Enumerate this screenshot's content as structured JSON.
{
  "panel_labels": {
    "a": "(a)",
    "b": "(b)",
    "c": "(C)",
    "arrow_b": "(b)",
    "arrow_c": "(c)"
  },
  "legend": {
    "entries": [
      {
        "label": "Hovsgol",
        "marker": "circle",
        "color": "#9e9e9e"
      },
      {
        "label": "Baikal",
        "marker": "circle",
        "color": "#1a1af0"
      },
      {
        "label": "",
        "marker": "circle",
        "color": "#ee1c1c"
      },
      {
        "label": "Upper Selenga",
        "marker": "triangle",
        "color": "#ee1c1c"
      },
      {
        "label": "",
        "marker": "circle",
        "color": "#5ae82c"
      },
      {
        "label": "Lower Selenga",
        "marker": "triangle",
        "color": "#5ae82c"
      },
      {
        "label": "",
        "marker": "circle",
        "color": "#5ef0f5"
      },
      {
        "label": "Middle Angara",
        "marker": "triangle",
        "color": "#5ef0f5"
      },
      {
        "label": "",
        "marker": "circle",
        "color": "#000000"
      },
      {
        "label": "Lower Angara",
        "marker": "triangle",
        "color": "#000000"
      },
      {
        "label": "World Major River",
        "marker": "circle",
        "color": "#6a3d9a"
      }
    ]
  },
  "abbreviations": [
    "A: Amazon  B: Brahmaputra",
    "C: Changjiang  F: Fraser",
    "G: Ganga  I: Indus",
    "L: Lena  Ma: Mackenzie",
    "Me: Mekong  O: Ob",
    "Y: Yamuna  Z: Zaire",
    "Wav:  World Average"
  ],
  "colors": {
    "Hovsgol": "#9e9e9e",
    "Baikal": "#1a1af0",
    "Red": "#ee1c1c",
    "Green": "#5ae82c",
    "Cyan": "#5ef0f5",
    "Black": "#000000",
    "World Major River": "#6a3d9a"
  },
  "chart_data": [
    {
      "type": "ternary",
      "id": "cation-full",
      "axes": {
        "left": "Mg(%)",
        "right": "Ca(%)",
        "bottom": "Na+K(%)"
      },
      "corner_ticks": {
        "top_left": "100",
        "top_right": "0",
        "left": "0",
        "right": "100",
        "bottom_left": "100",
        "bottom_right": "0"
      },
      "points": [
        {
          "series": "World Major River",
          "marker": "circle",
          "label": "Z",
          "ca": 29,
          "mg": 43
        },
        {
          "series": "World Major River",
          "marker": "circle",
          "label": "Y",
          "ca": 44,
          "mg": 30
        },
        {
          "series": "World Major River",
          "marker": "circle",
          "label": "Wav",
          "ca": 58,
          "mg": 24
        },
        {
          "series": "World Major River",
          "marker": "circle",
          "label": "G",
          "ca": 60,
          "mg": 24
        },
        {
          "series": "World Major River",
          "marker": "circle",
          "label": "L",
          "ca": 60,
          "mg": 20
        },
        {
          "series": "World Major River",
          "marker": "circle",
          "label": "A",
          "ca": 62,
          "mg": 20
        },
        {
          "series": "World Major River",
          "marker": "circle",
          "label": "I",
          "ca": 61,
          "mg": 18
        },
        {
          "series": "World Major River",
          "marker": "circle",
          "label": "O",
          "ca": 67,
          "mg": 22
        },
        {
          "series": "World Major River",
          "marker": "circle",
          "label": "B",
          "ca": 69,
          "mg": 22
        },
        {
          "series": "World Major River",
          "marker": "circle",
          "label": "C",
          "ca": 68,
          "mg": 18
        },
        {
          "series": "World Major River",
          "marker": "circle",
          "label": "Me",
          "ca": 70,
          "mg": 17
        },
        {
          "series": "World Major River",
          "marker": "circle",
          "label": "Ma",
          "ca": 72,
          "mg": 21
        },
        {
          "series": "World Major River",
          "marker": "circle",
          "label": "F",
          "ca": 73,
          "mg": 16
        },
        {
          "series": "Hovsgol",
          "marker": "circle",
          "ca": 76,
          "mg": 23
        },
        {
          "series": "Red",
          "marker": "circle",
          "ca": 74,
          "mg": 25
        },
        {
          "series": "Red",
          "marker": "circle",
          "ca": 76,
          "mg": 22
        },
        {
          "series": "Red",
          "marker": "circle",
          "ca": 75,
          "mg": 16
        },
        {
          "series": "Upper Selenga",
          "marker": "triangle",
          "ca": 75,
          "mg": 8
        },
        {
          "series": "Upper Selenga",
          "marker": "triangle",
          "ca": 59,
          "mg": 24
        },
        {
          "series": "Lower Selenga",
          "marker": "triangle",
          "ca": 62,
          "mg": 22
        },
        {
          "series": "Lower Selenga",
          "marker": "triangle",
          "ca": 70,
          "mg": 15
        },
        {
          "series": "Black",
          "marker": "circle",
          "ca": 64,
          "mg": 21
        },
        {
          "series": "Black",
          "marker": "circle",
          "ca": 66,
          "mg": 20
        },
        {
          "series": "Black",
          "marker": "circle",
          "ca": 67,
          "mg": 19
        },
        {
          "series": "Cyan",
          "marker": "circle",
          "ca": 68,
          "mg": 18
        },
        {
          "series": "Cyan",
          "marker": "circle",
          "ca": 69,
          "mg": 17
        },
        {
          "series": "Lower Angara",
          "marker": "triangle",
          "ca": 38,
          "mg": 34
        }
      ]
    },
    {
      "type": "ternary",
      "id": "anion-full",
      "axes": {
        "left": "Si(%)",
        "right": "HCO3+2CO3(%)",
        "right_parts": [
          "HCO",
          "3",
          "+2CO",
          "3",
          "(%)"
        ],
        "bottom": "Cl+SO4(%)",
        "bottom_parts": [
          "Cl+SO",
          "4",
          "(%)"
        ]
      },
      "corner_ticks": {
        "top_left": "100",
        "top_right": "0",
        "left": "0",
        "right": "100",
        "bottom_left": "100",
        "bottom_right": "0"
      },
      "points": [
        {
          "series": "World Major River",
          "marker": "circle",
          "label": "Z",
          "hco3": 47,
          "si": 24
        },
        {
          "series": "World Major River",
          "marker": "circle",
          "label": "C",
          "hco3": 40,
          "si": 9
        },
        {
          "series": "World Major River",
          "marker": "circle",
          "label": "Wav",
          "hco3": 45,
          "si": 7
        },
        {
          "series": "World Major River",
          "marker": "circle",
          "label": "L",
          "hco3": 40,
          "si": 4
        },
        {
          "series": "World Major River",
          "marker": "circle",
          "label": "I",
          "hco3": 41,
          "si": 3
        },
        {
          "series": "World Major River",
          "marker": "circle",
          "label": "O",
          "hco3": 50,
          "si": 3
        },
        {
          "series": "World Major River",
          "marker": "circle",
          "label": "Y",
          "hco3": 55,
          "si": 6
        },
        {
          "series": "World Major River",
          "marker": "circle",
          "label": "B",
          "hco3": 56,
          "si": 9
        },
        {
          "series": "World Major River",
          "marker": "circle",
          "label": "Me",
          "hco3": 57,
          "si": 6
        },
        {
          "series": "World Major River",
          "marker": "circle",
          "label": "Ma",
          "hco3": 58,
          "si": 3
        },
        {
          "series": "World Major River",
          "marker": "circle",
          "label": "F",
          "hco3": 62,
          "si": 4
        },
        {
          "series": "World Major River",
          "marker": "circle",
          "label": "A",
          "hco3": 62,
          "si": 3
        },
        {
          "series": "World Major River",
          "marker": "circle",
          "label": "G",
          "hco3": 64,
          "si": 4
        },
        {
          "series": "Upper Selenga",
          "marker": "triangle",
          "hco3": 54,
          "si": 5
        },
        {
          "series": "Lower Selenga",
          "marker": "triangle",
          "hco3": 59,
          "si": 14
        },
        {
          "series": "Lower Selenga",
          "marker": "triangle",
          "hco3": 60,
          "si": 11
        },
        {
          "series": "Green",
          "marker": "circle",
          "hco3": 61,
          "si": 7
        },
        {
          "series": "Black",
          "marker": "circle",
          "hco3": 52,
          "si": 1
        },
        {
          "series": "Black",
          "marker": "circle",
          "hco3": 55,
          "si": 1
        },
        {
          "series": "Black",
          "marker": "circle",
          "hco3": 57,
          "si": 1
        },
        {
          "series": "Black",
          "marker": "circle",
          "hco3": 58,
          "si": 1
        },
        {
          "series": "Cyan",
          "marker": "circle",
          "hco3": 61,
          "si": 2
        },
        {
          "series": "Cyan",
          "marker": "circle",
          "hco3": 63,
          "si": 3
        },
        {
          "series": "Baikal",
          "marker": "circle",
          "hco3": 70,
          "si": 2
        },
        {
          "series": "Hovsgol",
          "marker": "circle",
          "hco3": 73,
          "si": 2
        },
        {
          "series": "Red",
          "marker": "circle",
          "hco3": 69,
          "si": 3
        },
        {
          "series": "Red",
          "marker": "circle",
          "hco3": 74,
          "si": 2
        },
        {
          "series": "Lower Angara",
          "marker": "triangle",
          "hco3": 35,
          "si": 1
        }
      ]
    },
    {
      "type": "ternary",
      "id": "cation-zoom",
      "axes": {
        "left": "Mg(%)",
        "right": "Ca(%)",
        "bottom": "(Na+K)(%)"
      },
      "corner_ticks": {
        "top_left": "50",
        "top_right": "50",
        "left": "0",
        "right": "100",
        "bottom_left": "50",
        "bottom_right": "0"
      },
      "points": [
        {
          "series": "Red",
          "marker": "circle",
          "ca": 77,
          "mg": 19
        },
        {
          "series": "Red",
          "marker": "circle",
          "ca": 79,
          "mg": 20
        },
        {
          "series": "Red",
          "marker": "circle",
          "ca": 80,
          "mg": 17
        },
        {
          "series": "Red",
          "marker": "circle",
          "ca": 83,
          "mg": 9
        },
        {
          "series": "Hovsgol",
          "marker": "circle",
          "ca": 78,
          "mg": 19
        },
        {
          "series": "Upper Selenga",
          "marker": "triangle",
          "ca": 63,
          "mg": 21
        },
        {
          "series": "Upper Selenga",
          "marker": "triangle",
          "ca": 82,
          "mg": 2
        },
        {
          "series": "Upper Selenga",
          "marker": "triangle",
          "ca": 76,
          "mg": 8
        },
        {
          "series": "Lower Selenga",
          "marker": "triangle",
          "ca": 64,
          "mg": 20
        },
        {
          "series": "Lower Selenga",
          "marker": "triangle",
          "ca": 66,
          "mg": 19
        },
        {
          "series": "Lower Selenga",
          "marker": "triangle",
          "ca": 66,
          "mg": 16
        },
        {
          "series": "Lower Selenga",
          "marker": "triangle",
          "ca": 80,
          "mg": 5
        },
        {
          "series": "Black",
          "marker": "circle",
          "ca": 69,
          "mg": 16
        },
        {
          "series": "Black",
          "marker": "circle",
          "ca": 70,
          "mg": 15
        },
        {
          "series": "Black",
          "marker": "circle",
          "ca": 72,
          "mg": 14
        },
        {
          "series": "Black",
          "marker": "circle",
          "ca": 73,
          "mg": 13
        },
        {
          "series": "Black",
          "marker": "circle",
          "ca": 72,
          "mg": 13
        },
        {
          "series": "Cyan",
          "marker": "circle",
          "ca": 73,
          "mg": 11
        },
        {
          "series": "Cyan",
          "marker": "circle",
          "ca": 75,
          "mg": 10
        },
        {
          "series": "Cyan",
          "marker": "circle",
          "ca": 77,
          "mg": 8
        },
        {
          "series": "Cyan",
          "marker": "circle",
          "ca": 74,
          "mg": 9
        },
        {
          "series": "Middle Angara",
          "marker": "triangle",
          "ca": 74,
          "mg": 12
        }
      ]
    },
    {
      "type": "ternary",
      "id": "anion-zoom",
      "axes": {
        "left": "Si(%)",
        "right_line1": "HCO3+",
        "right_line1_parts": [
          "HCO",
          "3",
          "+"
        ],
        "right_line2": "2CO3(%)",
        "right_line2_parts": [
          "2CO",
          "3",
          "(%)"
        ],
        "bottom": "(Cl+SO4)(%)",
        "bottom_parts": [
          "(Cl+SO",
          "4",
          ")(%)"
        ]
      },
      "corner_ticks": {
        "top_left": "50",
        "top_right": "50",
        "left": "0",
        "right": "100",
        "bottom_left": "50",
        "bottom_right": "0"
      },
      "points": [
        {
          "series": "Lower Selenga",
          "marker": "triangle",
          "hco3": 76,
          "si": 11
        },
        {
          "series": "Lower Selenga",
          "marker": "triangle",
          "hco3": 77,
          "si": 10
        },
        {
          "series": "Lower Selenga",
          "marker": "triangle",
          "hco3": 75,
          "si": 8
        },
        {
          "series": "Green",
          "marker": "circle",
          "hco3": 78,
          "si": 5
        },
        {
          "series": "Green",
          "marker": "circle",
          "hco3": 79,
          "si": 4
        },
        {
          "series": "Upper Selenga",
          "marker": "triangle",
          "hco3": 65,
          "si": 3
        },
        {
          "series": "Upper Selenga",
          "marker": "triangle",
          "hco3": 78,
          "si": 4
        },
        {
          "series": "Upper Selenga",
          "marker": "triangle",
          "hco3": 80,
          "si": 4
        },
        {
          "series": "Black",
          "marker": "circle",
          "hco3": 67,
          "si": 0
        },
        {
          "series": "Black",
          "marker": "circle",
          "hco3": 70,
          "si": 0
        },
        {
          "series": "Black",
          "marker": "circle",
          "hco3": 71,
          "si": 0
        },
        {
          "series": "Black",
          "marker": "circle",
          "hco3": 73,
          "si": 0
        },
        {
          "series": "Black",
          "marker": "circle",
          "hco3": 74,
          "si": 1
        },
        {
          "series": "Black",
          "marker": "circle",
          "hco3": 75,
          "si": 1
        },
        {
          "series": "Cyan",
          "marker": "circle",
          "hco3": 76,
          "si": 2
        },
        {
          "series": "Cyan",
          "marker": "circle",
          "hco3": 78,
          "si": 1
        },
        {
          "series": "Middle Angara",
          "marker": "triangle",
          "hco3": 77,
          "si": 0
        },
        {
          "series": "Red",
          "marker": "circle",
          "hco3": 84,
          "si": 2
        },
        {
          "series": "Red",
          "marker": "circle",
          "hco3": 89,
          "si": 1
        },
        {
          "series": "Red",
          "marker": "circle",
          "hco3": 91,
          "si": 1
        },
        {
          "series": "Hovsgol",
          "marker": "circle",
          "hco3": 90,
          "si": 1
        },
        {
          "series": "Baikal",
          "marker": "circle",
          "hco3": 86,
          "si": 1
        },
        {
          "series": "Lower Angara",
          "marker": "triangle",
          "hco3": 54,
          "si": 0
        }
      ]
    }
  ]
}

----

* SHORT TASK: Report the count of lines in the entries that contain the string "Baikal", and nothing besides it.

* SOLUTION FOR THIS EXERCISE: 4